— START OF Records for this task —

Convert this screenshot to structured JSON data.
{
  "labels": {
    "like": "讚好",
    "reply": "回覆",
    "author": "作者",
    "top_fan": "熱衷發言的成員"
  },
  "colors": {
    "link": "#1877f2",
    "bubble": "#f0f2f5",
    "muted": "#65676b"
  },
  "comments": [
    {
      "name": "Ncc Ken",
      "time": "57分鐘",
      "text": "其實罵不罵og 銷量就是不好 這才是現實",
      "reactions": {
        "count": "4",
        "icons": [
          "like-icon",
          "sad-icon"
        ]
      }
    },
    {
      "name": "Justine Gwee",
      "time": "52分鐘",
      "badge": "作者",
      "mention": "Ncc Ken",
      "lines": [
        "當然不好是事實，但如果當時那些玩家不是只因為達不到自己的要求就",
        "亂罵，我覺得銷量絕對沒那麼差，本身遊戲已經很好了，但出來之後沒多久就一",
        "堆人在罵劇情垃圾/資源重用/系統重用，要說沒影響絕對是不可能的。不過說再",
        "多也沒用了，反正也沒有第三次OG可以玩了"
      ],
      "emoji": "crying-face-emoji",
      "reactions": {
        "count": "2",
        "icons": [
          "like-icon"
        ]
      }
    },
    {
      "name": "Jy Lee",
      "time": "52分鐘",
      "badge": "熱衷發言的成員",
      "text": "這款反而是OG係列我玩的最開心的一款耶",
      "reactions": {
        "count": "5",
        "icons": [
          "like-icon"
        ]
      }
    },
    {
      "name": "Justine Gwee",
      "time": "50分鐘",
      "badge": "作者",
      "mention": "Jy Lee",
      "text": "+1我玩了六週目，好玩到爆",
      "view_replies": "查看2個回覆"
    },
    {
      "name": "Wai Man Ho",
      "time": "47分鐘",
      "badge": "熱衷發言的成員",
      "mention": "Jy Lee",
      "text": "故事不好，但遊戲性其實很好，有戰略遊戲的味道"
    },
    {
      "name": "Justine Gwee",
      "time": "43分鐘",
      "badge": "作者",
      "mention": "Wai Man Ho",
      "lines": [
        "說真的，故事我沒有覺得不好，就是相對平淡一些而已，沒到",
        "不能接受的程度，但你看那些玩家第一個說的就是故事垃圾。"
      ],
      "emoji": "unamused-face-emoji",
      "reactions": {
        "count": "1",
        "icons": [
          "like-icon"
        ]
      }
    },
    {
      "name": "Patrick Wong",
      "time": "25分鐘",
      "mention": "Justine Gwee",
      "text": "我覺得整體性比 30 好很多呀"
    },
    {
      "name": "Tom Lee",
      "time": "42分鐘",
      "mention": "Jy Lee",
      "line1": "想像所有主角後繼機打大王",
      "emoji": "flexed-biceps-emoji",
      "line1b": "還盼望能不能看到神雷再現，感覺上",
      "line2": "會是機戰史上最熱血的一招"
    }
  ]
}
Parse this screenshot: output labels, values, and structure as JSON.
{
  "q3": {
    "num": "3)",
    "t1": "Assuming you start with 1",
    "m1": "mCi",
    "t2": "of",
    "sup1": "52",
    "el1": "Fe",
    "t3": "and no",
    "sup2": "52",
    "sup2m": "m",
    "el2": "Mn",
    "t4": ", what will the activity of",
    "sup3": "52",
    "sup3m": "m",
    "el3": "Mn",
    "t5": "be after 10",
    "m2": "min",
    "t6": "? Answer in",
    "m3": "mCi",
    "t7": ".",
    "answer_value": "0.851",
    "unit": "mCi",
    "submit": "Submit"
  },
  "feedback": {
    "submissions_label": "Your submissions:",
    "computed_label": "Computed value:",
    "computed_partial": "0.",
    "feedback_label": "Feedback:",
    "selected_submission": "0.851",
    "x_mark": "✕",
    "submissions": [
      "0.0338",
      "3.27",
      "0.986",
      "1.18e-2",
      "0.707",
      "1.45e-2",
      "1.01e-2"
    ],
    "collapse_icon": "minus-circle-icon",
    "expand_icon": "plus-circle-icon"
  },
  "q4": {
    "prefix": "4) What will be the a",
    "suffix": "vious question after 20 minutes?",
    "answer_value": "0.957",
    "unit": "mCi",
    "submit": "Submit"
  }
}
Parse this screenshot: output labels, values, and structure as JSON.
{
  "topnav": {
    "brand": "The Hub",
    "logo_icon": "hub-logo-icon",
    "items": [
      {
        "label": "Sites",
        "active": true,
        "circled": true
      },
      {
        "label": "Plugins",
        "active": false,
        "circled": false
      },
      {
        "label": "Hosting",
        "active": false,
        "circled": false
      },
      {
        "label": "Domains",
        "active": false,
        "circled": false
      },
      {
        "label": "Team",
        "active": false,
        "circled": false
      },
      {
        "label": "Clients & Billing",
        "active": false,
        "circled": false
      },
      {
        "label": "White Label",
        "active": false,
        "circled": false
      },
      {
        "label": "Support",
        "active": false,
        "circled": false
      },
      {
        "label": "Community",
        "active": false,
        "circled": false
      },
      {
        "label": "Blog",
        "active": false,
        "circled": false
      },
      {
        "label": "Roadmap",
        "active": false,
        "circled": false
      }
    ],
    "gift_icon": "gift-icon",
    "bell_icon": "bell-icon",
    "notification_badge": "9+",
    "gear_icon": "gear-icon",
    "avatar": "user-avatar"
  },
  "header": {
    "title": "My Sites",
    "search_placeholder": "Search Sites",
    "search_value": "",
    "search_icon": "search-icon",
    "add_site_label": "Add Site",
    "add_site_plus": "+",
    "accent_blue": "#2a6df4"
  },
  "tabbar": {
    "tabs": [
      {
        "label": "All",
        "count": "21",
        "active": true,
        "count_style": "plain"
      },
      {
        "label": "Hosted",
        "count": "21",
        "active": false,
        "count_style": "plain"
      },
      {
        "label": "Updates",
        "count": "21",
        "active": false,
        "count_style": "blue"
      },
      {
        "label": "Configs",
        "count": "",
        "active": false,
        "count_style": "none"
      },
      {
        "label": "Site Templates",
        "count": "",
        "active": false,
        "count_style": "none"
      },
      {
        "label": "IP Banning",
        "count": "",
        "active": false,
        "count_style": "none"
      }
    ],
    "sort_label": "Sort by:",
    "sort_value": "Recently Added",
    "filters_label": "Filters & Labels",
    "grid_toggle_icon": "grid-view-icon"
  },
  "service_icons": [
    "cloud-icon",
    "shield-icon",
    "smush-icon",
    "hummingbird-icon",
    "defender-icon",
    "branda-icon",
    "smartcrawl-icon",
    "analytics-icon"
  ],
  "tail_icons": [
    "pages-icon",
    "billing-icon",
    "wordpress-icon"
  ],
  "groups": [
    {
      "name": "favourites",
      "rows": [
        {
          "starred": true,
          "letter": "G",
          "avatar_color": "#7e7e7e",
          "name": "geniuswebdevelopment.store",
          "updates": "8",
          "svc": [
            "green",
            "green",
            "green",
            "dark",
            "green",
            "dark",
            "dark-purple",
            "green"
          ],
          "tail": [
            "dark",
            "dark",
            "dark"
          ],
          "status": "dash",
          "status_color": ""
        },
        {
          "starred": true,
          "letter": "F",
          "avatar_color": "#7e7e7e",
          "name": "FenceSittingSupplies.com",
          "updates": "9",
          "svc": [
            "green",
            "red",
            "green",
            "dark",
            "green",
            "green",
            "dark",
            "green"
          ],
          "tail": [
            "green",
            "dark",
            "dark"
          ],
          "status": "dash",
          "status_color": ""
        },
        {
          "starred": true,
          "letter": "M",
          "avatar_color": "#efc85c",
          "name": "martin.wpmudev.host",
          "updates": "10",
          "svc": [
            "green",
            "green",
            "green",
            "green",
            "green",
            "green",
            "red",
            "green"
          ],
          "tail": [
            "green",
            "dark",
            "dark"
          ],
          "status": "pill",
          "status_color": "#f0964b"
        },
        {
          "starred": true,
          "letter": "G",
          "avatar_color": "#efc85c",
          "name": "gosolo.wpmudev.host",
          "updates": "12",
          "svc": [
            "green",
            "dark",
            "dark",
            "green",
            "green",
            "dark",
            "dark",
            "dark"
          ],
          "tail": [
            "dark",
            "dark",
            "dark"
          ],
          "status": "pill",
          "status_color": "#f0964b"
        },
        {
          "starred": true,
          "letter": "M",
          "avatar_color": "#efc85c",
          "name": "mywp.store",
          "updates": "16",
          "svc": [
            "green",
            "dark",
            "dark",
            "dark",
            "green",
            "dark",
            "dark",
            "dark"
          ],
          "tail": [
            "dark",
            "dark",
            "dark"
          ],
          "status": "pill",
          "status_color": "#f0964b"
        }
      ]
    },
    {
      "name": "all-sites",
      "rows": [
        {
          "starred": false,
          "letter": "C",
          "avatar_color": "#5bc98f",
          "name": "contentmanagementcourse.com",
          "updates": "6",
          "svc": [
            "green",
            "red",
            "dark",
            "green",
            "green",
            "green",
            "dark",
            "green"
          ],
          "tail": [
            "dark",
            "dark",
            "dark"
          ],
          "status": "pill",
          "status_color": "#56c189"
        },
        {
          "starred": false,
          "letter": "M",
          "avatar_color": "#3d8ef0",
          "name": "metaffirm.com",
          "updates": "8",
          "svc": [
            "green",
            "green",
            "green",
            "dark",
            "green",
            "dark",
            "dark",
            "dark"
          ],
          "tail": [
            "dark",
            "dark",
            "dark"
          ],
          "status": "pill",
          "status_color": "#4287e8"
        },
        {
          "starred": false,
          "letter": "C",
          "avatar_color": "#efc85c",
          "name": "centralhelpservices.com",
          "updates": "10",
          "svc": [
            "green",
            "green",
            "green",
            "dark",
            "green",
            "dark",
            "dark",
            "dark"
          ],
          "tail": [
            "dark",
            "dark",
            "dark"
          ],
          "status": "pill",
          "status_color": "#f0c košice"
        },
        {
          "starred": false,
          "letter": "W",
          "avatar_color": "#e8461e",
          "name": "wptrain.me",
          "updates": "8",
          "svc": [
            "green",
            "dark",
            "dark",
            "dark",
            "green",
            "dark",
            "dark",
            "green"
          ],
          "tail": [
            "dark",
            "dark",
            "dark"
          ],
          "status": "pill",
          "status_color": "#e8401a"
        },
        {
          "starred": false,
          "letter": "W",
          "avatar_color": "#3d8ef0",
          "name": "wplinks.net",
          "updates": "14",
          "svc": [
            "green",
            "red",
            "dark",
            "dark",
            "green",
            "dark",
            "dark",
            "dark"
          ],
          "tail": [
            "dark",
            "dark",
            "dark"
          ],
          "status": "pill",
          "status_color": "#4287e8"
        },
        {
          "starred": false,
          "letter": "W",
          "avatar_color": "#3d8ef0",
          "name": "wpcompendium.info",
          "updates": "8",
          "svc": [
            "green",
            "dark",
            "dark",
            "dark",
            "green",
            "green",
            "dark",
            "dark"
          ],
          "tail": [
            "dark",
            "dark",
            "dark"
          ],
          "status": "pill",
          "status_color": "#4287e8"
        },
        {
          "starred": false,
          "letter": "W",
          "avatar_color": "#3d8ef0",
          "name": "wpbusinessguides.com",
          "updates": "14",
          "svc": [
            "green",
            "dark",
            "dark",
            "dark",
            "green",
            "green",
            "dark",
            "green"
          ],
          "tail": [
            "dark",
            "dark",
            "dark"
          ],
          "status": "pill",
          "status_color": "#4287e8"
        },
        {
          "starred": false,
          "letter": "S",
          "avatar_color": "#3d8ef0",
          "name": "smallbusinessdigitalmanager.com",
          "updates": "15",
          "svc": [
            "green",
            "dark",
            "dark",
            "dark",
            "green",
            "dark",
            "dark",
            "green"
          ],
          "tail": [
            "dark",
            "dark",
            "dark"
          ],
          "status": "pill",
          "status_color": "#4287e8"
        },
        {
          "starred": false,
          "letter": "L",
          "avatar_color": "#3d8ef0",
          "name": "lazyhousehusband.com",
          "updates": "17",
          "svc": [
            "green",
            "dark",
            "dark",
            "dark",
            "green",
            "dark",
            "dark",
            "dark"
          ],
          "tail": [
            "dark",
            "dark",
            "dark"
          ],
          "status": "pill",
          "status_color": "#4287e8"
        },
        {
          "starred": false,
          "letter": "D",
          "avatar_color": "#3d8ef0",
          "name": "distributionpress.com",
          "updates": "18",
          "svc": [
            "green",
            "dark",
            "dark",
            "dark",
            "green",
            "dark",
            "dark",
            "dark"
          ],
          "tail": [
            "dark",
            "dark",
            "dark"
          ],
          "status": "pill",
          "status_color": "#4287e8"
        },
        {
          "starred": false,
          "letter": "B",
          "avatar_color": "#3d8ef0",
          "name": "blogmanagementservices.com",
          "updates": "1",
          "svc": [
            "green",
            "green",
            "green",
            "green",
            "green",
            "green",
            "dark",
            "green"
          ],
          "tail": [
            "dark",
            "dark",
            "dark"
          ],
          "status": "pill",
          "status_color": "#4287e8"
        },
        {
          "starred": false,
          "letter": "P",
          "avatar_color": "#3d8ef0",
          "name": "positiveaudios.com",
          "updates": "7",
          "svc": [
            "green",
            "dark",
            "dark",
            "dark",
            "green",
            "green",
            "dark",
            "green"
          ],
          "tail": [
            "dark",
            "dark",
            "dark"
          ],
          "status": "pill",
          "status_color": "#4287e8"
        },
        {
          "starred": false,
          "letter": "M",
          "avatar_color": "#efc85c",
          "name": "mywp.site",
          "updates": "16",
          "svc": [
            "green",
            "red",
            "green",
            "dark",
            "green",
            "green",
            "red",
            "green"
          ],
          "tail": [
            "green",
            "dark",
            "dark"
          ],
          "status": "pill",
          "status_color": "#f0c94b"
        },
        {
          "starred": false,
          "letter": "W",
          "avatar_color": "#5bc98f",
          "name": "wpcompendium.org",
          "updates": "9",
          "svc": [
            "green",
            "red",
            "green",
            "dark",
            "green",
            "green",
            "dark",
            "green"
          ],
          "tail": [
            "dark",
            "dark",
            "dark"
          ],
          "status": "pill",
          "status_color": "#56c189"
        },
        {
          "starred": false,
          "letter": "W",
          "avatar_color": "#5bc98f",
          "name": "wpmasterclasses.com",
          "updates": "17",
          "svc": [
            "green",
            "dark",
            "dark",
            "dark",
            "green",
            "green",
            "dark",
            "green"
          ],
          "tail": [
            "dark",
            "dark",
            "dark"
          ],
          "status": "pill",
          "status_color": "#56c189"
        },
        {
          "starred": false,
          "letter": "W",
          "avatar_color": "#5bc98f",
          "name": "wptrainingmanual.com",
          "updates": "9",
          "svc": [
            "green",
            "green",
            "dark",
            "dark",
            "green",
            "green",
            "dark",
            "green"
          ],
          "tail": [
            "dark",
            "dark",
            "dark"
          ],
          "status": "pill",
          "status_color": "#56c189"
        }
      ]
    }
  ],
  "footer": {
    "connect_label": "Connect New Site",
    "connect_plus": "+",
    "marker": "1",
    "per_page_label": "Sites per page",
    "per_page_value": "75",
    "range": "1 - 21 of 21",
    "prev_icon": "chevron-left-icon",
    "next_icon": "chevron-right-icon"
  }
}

— END OF Records for this task —

Problem statement:
Count how many lines in the data above hold the string "chevron", and give the number with no other words.

Solution to the exercise:
2